→ WHAT THE TASK ASKS:
Print the listing as it stands, omitting all images.

━━━ EXTRACTED MATERIAL

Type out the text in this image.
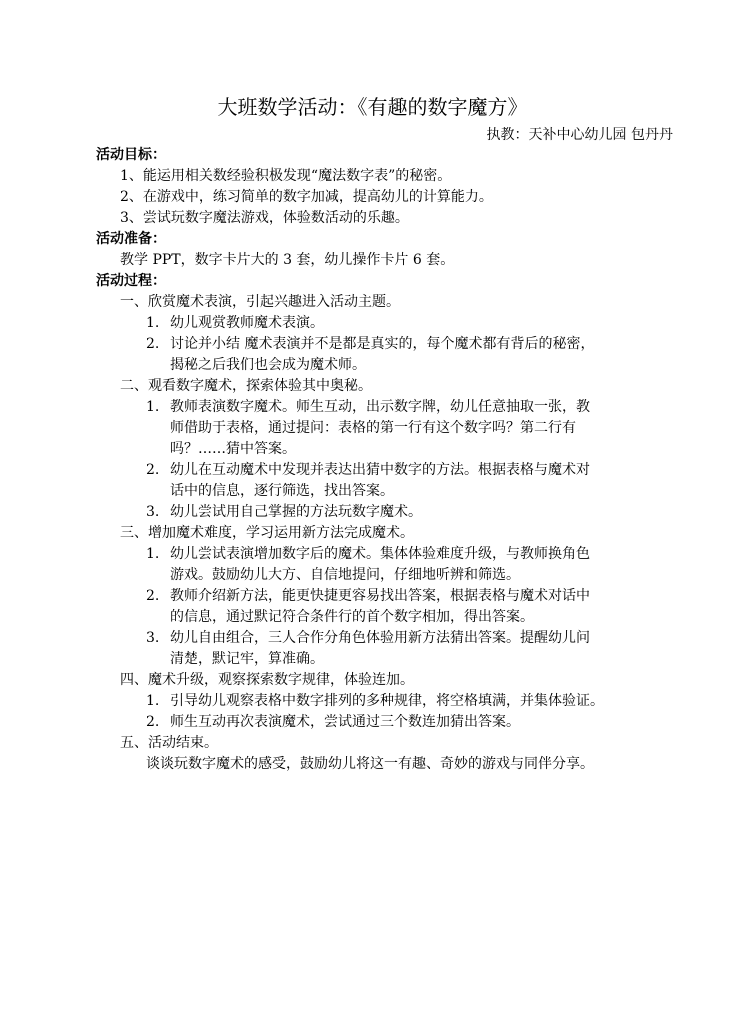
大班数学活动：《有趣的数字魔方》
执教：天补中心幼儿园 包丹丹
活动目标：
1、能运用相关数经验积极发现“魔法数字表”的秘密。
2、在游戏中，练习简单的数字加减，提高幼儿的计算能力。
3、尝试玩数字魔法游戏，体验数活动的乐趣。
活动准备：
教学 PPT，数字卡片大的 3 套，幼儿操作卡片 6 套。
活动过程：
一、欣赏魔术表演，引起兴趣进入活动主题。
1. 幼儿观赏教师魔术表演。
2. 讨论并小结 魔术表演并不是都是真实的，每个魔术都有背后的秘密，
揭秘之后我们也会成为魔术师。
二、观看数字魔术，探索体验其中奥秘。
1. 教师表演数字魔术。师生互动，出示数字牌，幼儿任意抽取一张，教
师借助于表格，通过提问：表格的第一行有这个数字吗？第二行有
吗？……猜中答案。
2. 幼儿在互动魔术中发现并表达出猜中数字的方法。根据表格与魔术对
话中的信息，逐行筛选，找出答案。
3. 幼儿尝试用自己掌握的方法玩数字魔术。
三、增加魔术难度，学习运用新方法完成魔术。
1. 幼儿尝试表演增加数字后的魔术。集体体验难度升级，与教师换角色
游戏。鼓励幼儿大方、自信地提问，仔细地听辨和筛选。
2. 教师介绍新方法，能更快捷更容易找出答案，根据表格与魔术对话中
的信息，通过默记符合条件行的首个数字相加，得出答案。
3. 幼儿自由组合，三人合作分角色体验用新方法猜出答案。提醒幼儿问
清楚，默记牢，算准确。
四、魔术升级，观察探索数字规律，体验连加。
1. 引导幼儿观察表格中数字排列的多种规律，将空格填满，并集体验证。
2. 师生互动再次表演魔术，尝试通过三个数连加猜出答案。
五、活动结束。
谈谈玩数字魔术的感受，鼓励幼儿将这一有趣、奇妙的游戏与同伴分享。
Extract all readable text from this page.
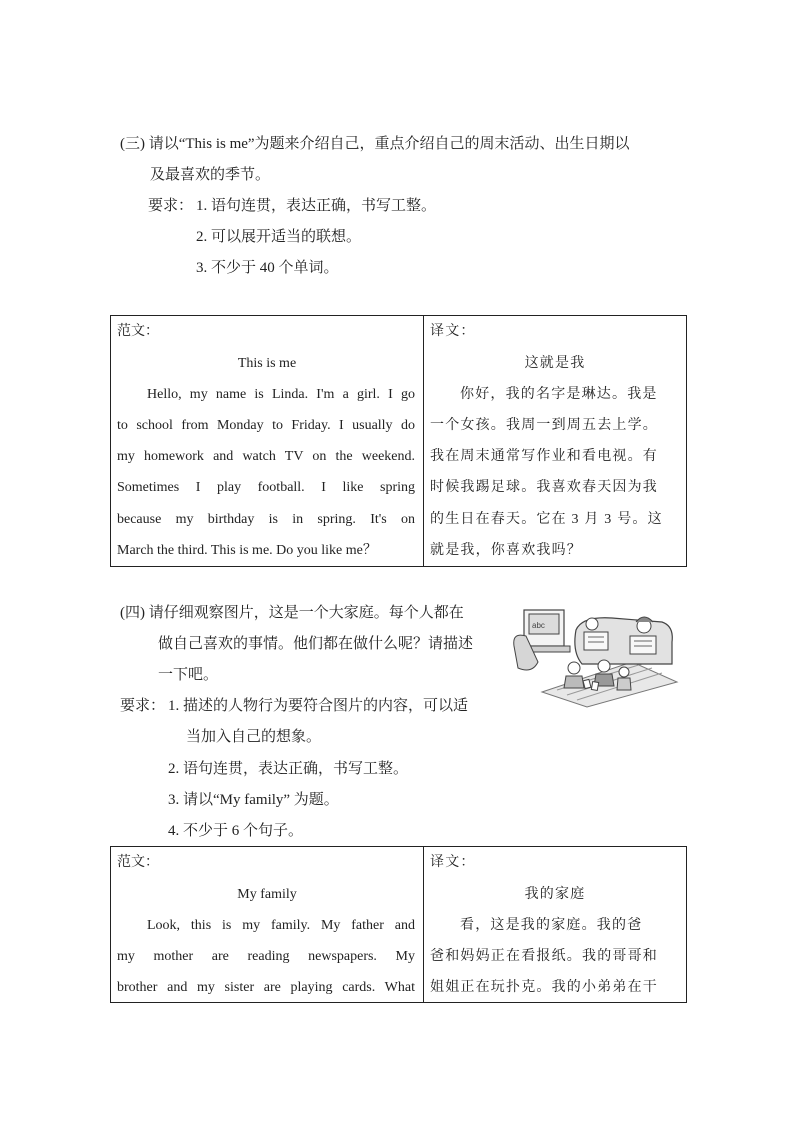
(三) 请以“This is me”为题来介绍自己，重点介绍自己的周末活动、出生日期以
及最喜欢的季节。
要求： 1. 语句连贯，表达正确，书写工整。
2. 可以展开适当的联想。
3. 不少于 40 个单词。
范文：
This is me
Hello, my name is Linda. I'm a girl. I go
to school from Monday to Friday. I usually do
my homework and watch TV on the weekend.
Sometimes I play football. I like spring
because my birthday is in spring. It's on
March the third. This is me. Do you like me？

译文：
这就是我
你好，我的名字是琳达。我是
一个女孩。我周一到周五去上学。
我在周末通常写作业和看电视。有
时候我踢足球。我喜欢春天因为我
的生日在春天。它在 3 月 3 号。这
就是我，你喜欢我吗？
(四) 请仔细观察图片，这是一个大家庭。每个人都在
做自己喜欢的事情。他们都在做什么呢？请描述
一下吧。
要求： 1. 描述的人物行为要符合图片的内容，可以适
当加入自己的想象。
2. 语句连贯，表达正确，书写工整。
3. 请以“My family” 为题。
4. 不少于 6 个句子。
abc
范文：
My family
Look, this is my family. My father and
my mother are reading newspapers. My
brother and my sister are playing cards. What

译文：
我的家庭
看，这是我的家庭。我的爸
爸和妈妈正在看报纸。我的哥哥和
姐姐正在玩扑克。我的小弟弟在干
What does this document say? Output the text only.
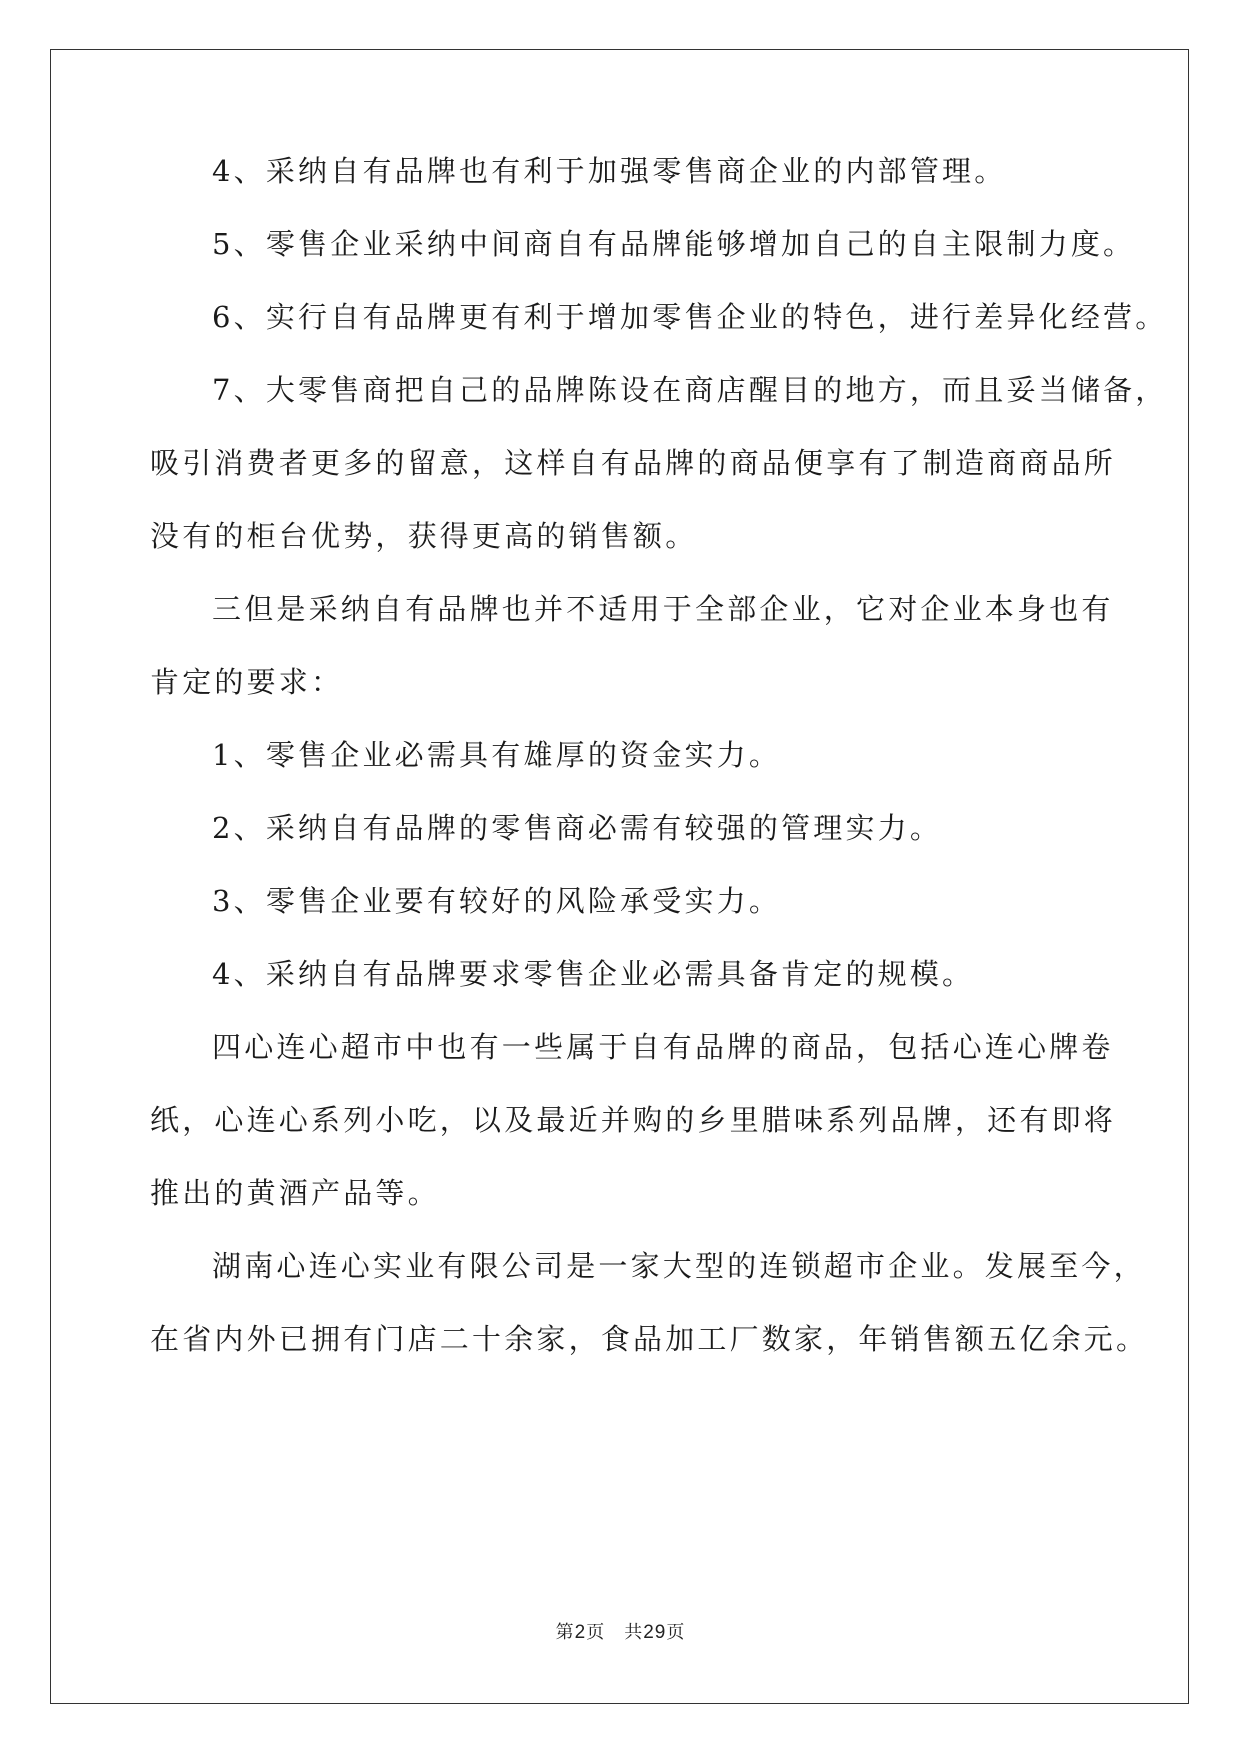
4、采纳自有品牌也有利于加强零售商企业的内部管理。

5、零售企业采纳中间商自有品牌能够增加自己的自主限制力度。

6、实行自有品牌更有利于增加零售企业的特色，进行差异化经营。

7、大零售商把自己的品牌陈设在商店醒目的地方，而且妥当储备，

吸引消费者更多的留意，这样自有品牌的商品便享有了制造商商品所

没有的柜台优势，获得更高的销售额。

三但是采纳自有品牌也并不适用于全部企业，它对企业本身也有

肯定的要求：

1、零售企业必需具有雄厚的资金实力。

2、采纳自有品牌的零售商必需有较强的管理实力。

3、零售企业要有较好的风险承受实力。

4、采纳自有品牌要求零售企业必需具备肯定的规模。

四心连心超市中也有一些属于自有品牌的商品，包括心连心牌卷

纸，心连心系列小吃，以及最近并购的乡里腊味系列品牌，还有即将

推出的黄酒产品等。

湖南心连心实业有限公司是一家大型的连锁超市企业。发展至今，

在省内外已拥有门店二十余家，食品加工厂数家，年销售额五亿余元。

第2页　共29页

━━━━━━

→ ANSWER TO THIS EXERCISE:
Type out the text in this image.
大班数学活动：《有趣的数字魔方》
执教：天补中心幼儿园 包丹丹
活动目标：
1、能运用相关数经验积极发现“魔法数字表”的秘密。
2、在游戏中，练习简单的数字加减，提高幼儿的计算能力。
3、尝试玩数字魔法游戏，体验数活动的乐趣。
活动准备：
教学 PPT，数字卡片大的 3 套，幼儿操作卡片 6 套。
活动过程：
一、欣赏魔术表演，引起兴趣进入活动主题。
1. 幼儿观赏教师魔术表演。
2. 讨论并小结 魔术表演并不是都是真实的，每个魔术都有背后的秘密，
揭秘之后我们也会成为魔术师。
二、观看数字魔术，探索体验其中奥秘。
1. 教师表演数字魔术。师生互动，出示数字牌，幼儿任意抽取一张，教
师借助于表格，通过提问：表格的第一行有这个数字吗？第二行有
吗？……猜中答案。
2. 幼儿在互动魔术中发现并表达出猜中数字的方法。根据表格与魔术对
话中的信息，逐行筛选，找出答案。
3. 幼儿尝试用自己掌握的方法玩数字魔术。
三、增加魔术难度，学习运用新方法完成魔术。
1. 幼儿尝试表演增加数字后的魔术。集体体验难度升级，与教师换角色
游戏。鼓励幼儿大方、自信地提问，仔细地听辨和筛选。
2. 教师介绍新方法，能更快捷更容易找出答案，根据表格与魔术对话中
的信息，通过默记符合条件行的首个数字相加，得出答案。
3. 幼儿自由组合，三人合作分角色体验用新方法猜出答案。提醒幼儿问
清楚，默记牢，算准确。
四、魔术升级，观察探索数字规律，体验连加。
1. 引导幼儿观察表格中数字排列的多种规律，将空格填满，并集体验证。
2. 师生互动再次表演魔术，尝试通过三个数连加猜出答案。
五、活动结束。
谈谈玩数字魔术的感受，鼓励幼儿将这一有趣、奇妙的游戏与同伴分享。
Extract all readable text from this page.
(三) 请以“This is me”为题来介绍自己，重点介绍自己的周末活动、出生日期以
及最喜欢的季节。
要求： 1. 语句连贯，表达正确，书写工整。
2. 可以展开适当的联想。
3. 不少于 40 个单词。
范文：
This is me
Hello, my name is Linda. I'm a girl. I go
to school from Monday to Friday. I usually do
my homework and watch TV on the weekend.
Sometimes I play football. I like spring
because my birthday is in spring. It's on
March the third. This is me. Do you like me？

译文：
这就是我
你好，我的名字是琳达。我是
一个女孩。我周一到周五去上学。
我在周末通常写作业和看电视。有
时候我踢足球。我喜欢春天因为我
的生日在春天。它在 3 月 3 号。这
就是我，你喜欢我吗？
(四) 请仔细观察图片，这是一个大家庭。每个人都在
做自己喜欢的事情。他们都在做什么呢？请描述
一下吧。
要求： 1. 描述的人物行为要符合图片的内容，可以适
当加入自己的想象。
2. 语句连贯，表达正确，书写工整。
3. 请以“My family” 为题。
4. 不少于 6 个句子。
abc
范文：
My family
Look, this is my family. My father and
my mother are reading newspapers. My
brother and my sister are playing cards. What

译文：
我的家庭
看，这是我的家庭。我的爸
爸和妈妈正在看报纸。我的哥哥和
姐姐正在玩扑克。我的小弟弟在干
What does this document say? Output the text only.
4、采纳自有品牌也有利于加强零售商企业的内部管理。

5、零售企业采纳中间商自有品牌能够增加自己的自主限制力度。

6、实行自有品牌更有利于增加零售企业的特色，进行差异化经营。

7、大零售商把自己的品牌陈设在商店醒目的地方，而且妥当储备，

吸引消费者更多的留意，这样自有品牌的商品便享有了制造商商品所

没有的柜台优势，获得更高的销售额。

三但是采纳自有品牌也并不适用于全部企业，它对企业本身也有

肯定的要求：

1、零售企业必需具有雄厚的资金实力。

2、采纳自有品牌的零售商必需有较强的管理实力。

3、零售企业要有较好的风险承受实力。

4、采纳自有品牌要求零售企业必需具备肯定的规模。

四心连心超市中也有一些属于自有品牌的商品，包括心连心牌卷

纸，心连心系列小吃，以及最近并购的乡里腊味系列品牌，还有即将

推出的黄酒产品等。

湖南心连心实业有限公司是一家大型的连锁超市企业。发展至今，

在省内外已拥有门店二十余家，食品加工厂数家，年销售额五亿余元。

第2页　共29页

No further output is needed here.